Extracted entries >>
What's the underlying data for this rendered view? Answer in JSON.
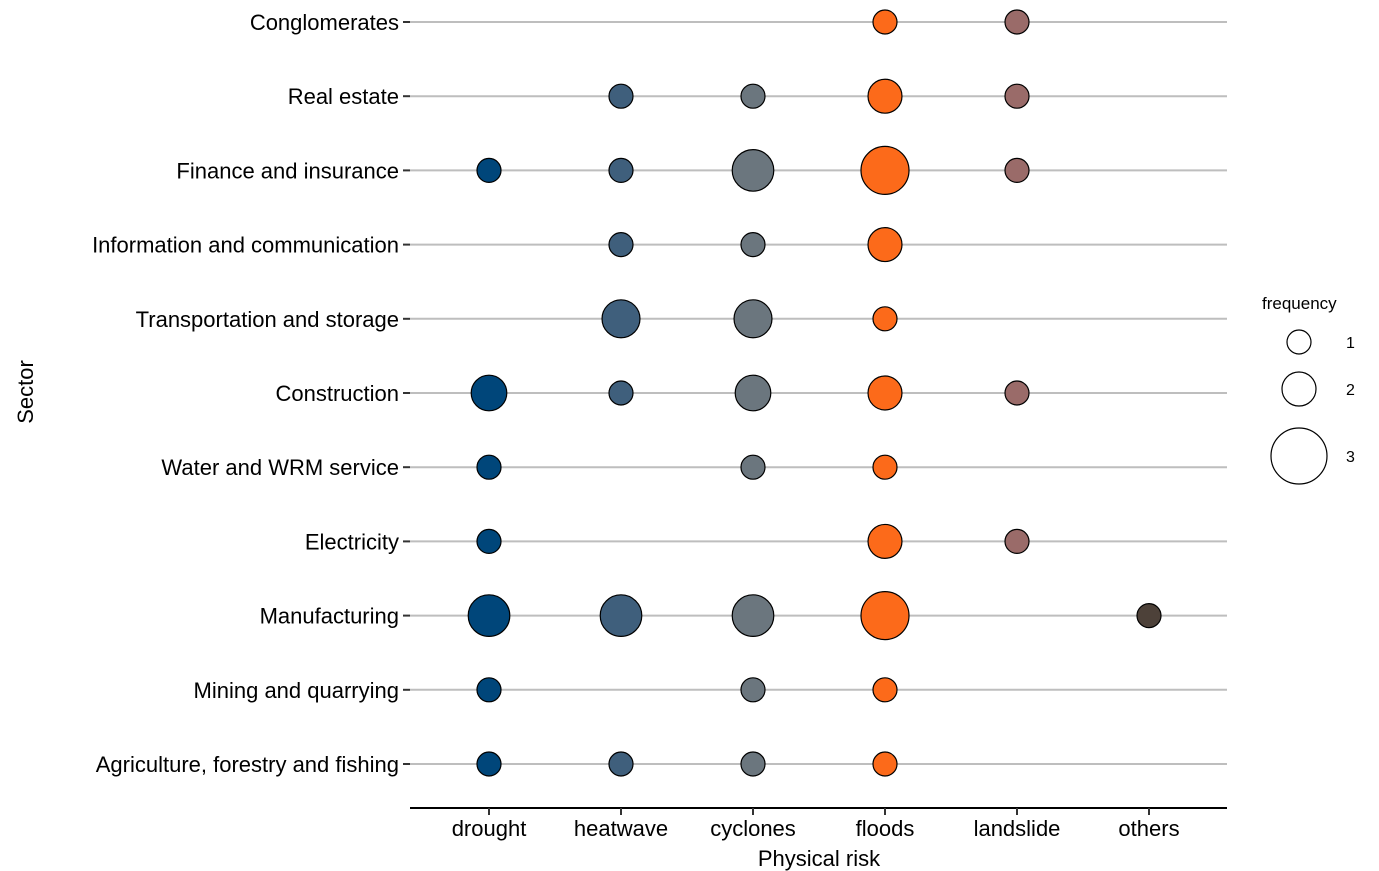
{
  "chart_data": {
    "type": "scatter",
    "subtype": "bubble",
    "xlabel": "Physical risk",
    "ylabel": "Sector",
    "categories_x": [
      "drought",
      "heatwave",
      "cyclones",
      "floods",
      "landslide",
      "others"
    ],
    "categories_y": [
      "Conglomerates",
      "Real estate",
      "Finance and insurance",
      "Information and communication",
      "Transportation and storage",
      "Construction",
      "Water and WRM service",
      "Electricity",
      "Manufacturing",
      "Mining and quarrying",
      "Agriculture, forestry and fishing"
    ],
    "colors": {
      "drought": "#00467a",
      "heatwave": "#3f5f7c",
      "cyclones": "#6b767e",
      "floods": "#fc6a1a",
      "landslide": "#9a6b69",
      "others": "#4d4139"
    },
    "gridline_color": "#bebebe",
    "grid": "horizontal",
    "legend": {
      "title": "frequency",
      "position": "right",
      "values": [
        1,
        2,
        3
      ]
    },
    "points": [
      {
        "sector": "Conglomerates",
        "risk": "floods",
        "frequency": 1
      },
      {
        "sector": "Conglomerates",
        "risk": "landslide",
        "frequency": 1
      },
      {
        "sector": "Real estate",
        "risk": "heatwave",
        "frequency": 1
      },
      {
        "sector": "Real estate",
        "risk": "cyclones",
        "frequency": 1
      },
      {
        "sector": "Real estate",
        "risk": "floods",
        "frequency": 2
      },
      {
        "sector": "Real estate",
        "risk": "landslide",
        "frequency": 1
      },
      {
        "sector": "Finance and insurance",
        "risk": "drought",
        "frequency": 1
      },
      {
        "sector": "Finance and insurance",
        "risk": "heatwave",
        "frequency": 1
      },
      {
        "sector": "Finance and insurance",
        "risk": "cyclones",
        "frequency": 3
      },
      {
        "sector": "Finance and insurance",
        "risk": "floods",
        "frequency": 4
      },
      {
        "sector": "Finance and insurance",
        "risk": "landslide",
        "frequency": 1
      },
      {
        "sector": "Information and communication",
        "risk": "heatwave",
        "frequency": 1
      },
      {
        "sector": "Information and communication",
        "risk": "cyclones",
        "frequency": 1
      },
      {
        "sector": "Information and communication",
        "risk": "floods",
        "frequency": 2
      },
      {
        "sector": "Transportation and storage",
        "risk": "heatwave",
        "frequency": 2.5
      },
      {
        "sector": "Transportation and storage",
        "risk": "cyclones",
        "frequency": 2.5
      },
      {
        "sector": "Transportation and storage",
        "risk": "floods",
        "frequency": 1
      },
      {
        "sector": "Construction",
        "risk": "drought",
        "frequency": 2.2
      },
      {
        "sector": "Construction",
        "risk": "heatwave",
        "frequency": 1
      },
      {
        "sector": "Construction",
        "risk": "cyclones",
        "frequency": 2.2
      },
      {
        "sector": "Construction",
        "risk": "floods",
        "frequency": 2
      },
      {
        "sector": "Construction",
        "risk": "landslide",
        "frequency": 1
      },
      {
        "sector": "Water and WRM service",
        "risk": "drought",
        "frequency": 1
      },
      {
        "sector": "Water and WRM service",
        "risk": "cyclones",
        "frequency": 1
      },
      {
        "sector": "Water and WRM service",
        "risk": "floods",
        "frequency": 1
      },
      {
        "sector": "Electricity",
        "risk": "drought",
        "frequency": 1
      },
      {
        "sector": "Electricity",
        "risk": "floods",
        "frequency": 2
      },
      {
        "sector": "Electricity",
        "risk": "landslide",
        "frequency": 1
      },
      {
        "sector": "Manufacturing",
        "risk": "drought",
        "frequency": 3
      },
      {
        "sector": "Manufacturing",
        "risk": "heatwave",
        "frequency": 3
      },
      {
        "sector": "Manufacturing",
        "risk": "cyclones",
        "frequency": 3
      },
      {
        "sector": "Manufacturing",
        "risk": "floods",
        "frequency": 4
      },
      {
        "sector": "Manufacturing",
        "risk": "others",
        "frequency": 1
      },
      {
        "sector": "Mining and quarrying",
        "risk": "drought",
        "frequency": 1
      },
      {
        "sector": "Mining and quarrying",
        "risk": "cyclones",
        "frequency": 1
      },
      {
        "sector": "Mining and quarrying",
        "risk": "floods",
        "frequency": 1
      },
      {
        "sector": "Agriculture, forestry and fishing",
        "risk": "drought",
        "frequency": 1
      },
      {
        "sector": "Agriculture, forestry and fishing",
        "risk": "heatwave",
        "frequency": 1
      },
      {
        "sector": "Agriculture, forestry and fishing",
        "risk": "cyclones",
        "frequency": 1
      },
      {
        "sector": "Agriculture, forestry and fishing",
        "risk": "floods",
        "frequency": 1
      }
    ]
  }
}
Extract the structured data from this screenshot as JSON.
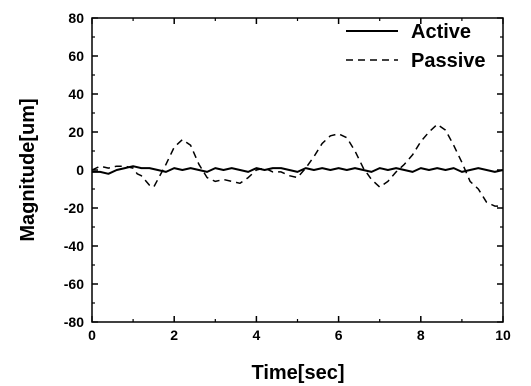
{
  "chart_data": {
    "type": "line",
    "title": "",
    "xlabel": "Time[sec]",
    "ylabel": "Magnitude[um]",
    "xlim": [
      0,
      10
    ],
    "ylim": [
      -80,
      80
    ],
    "xticks": [
      0,
      2,
      4,
      6,
      8,
      10
    ],
    "yticks": [
      -80,
      -60,
      -40,
      -20,
      0,
      20,
      40,
      60,
      80
    ],
    "grid": false,
    "legend_position": "top-right",
    "series": [
      {
        "name": "Active",
        "line_style": "solid",
        "color": "#000000",
        "x": [
          0,
          0.2,
          0.4,
          0.6,
          0.8,
          1.0,
          1.2,
          1.4,
          1.6,
          1.8,
          2.0,
          2.2,
          2.4,
          2.6,
          2.8,
          3.0,
          3.2,
          3.4,
          3.6,
          3.8,
          4.0,
          4.2,
          4.4,
          4.6,
          4.8,
          5.0,
          5.2,
          5.4,
          5.6,
          5.8,
          6.0,
          6.2,
          6.4,
          6.6,
          6.8,
          7.0,
          7.2,
          7.4,
          7.6,
          7.8,
          8.0,
          8.2,
          8.4,
          8.6,
          8.8,
          9.0,
          9.2,
          9.4,
          9.6,
          9.8,
          10.0
        ],
        "y": [
          -1,
          -1,
          -2,
          0,
          1,
          2,
          1,
          1,
          0,
          -1,
          1,
          0,
          1,
          0,
          -1,
          1,
          0,
          1,
          0,
          -1,
          1,
          0,
          1,
          1,
          0,
          -1,
          1,
          0,
          1,
          0,
          1,
          0,
          1,
          0,
          -1,
          1,
          0,
          1,
          0,
          -1,
          1,
          0,
          1,
          0,
          1,
          -1,
          0,
          1,
          0,
          -1,
          0
        ]
      },
      {
        "name": "Passive",
        "line_style": "dashed",
        "color": "#000000",
        "x": [
          0,
          0.2,
          0.4,
          0.6,
          0.8,
          1.0,
          1.1,
          1.2,
          1.4,
          1.5,
          1.6,
          1.8,
          2.0,
          2.2,
          2.4,
          2.6,
          2.8,
          3.0,
          3.2,
          3.4,
          3.6,
          3.8,
          4.0,
          4.2,
          4.4,
          4.6,
          4.8,
          5.0,
          5.2,
          5.4,
          5.6,
          5.8,
          6.0,
          6.2,
          6.4,
          6.6,
          6.8,
          7.0,
          7.2,
          7.4,
          7.6,
          7.8,
          8.0,
          8.2,
          8.4,
          8.6,
          8.8,
          9.0,
          9.2,
          9.4,
          9.6,
          9.8,
          10.0
        ],
        "y": [
          0,
          2,
          1,
          2,
          2,
          1,
          -2,
          -3,
          -8,
          -9,
          -5,
          3,
          12,
          16,
          13,
          3,
          -4,
          -6,
          -5,
          -6,
          -7,
          -4,
          0,
          1,
          -1,
          -1,
          -3,
          -4,
          1,
          7,
          14,
          18,
          19,
          17,
          10,
          1,
          -5,
          -9,
          -6,
          -1,
          3,
          8,
          15,
          20,
          24,
          21,
          13,
          4,
          -6,
          -10,
          -17,
          -19,
          -19
        ]
      }
    ]
  }
}
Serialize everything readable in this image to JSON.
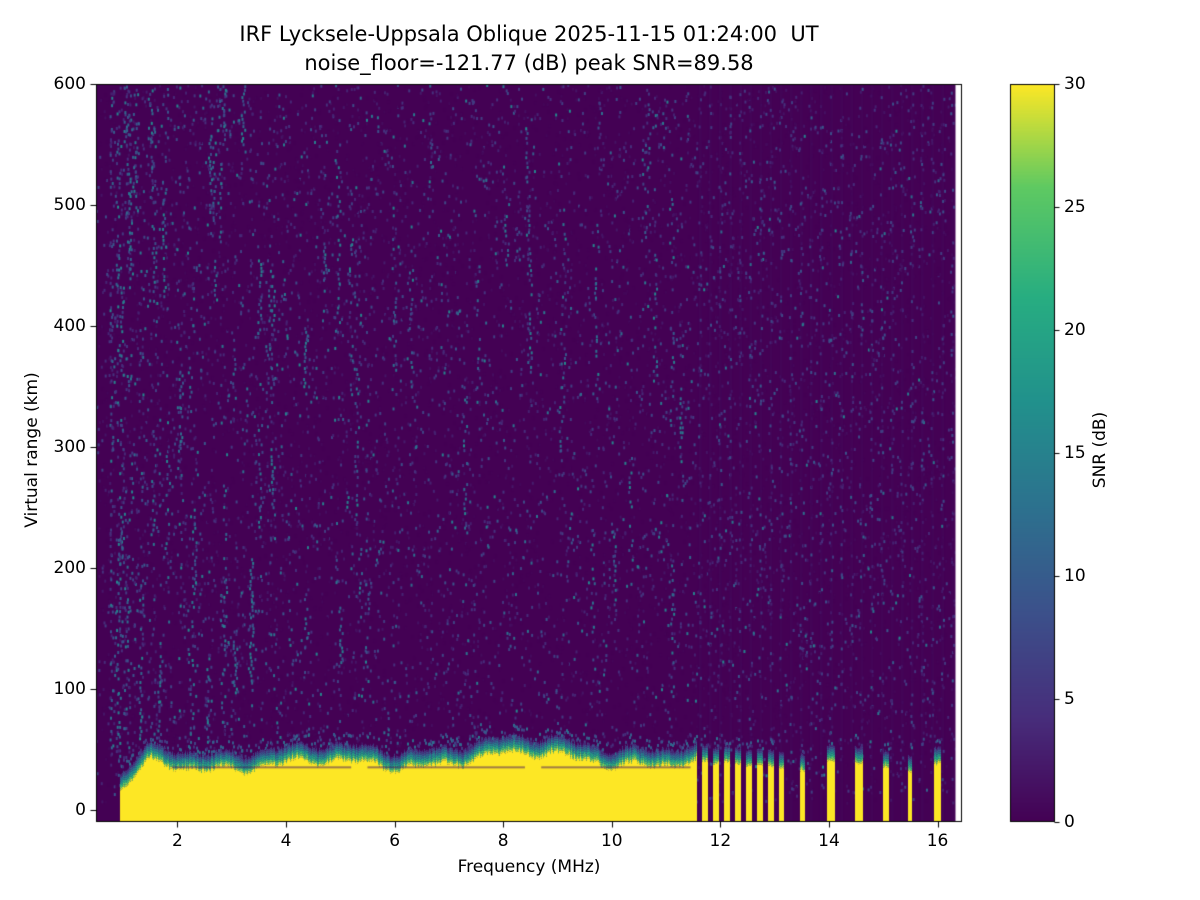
{
  "chart_data": {
    "type": "heatmap",
    "title": "IRF Lycksele-Uppsala Oblique 2025-11-15 01:24:00  UT",
    "subtitle": "noise_floor=-121.77 (dB) peak SNR=89.58",
    "station": "IRF Lycksele-Uppsala Oblique",
    "timestamp_ut": "2025-11-15 01:24:00",
    "noise_floor_db": -121.77,
    "peak_snr_db": 89.58,
    "xlabel": "Frequency (MHz)",
    "ylabel": "Virtual range (km)",
    "colorbar_label": "SNR (dB)",
    "colormap": "viridis",
    "grid": false,
    "legend": "colorbar-right",
    "x_range": [
      0.5,
      16.45
    ],
    "y_range": [
      -10,
      600
    ],
    "color_range": [
      0,
      30
    ],
    "x_ticks": [
      2,
      4,
      6,
      8,
      10,
      12,
      14,
      16
    ],
    "y_ticks": [
      0,
      100,
      200,
      300,
      400,
      500,
      600
    ],
    "colorbar_ticks": [
      0,
      5,
      10,
      15,
      20,
      25,
      30
    ],
    "features": {
      "ground_pulse_band": {
        "f_start_mhz": 0.95,
        "f_end_mhz": 11.55,
        "top_km": 50,
        "solid_top_km": 37,
        "bottom_km": -10,
        "bump_center_mhz": 8.6,
        "bump_km": 7,
        "snr_db": 30,
        "lacuna_km": 36,
        "lacuna_segments_mhz": [
          [
            1.9,
            5.2
          ],
          [
            5.5,
            8.4
          ],
          [
            8.7,
            11.45
          ]
        ]
      },
      "stepped_pulses": [
        {
          "f": 11.72,
          "top": 54,
          "w": 6
        },
        {
          "f": 11.92,
          "top": 52,
          "w": 6
        },
        {
          "f": 12.12,
          "top": 53,
          "w": 6
        },
        {
          "f": 12.33,
          "top": 51,
          "w": 6
        },
        {
          "f": 12.53,
          "top": 49,
          "w": 6
        },
        {
          "f": 12.73,
          "top": 51,
          "w": 6
        },
        {
          "f": 12.93,
          "top": 49,
          "w": 6
        },
        {
          "f": 13.13,
          "top": 47,
          "w": 5
        },
        {
          "f": 13.52,
          "top": 46,
          "w": 5
        },
        {
          "f": 14.03,
          "top": 54,
          "w": 8
        },
        {
          "f": 14.55,
          "top": 52,
          "w": 8
        },
        {
          "f": 15.05,
          "top": 49,
          "w": 6
        },
        {
          "f": 15.5,
          "top": 44,
          "w": 4
        },
        {
          "f": 16.0,
          "top": 51,
          "w": 7
        }
      ],
      "echo_streaks": [
        {
          "f": 3.2,
          "r0": 545,
          "r1": 600
        },
        {
          "f": 2.85,
          "r0": 560,
          "r1": 600
        },
        {
          "f": 2.05,
          "r0": 300,
          "r1": 365
        },
        {
          "f": 3.5,
          "r0": 395,
          "r1": 455
        },
        {
          "f": 2.3,
          "r0": 180,
          "r1": 250
        },
        {
          "f": 4.35,
          "r0": 345,
          "r1": 400
        },
        {
          "f": 5.0,
          "r0": 120,
          "r1": 170
        },
        {
          "f": 3.05,
          "r0": 95,
          "r1": 140
        },
        {
          "f": 1.75,
          "r0": 430,
          "r1": 520
        },
        {
          "f": 2.6,
          "r0": 495,
          "r1": 560
        },
        {
          "f": 3.75,
          "r0": 245,
          "r1": 300
        },
        {
          "f": 1.3,
          "r0": 60,
          "r1": 120
        },
        {
          "f": 4.7,
          "r0": 430,
          "r1": 470
        },
        {
          "f": 3.35,
          "r0": 100,
          "r1": 210
        }
      ],
      "noise_description": "scattered 2-16 dB speckle, denser below 6 MHz; faint periodic vertical striping above 11.6 MHz"
    },
    "render": {
      "seed": 1337,
      "faint_speckles": 9000,
      "bright_speckles": 2600,
      "random_streaks": 90,
      "stripe_start_mhz": 11.62,
      "stripe_end_mhz": 16.3,
      "stripe_spacing_mhz": 0.186,
      "data_gap_right_mhz": 16.33
    }
  },
  "colors": {
    "background": "#ffffff",
    "axis": "#000000",
    "viridis_min": "#440154",
    "viridis_max": "#fde725"
  }
}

What to do >> Above are the records. Copy every line in them holding "Uppsala".

Finished task >>
    "title": "IRF Lycksele-Uppsala Oblique 2025-11-15 01:24:00  UT",
    "station": "IRF Lycksele-Uppsala Oblique",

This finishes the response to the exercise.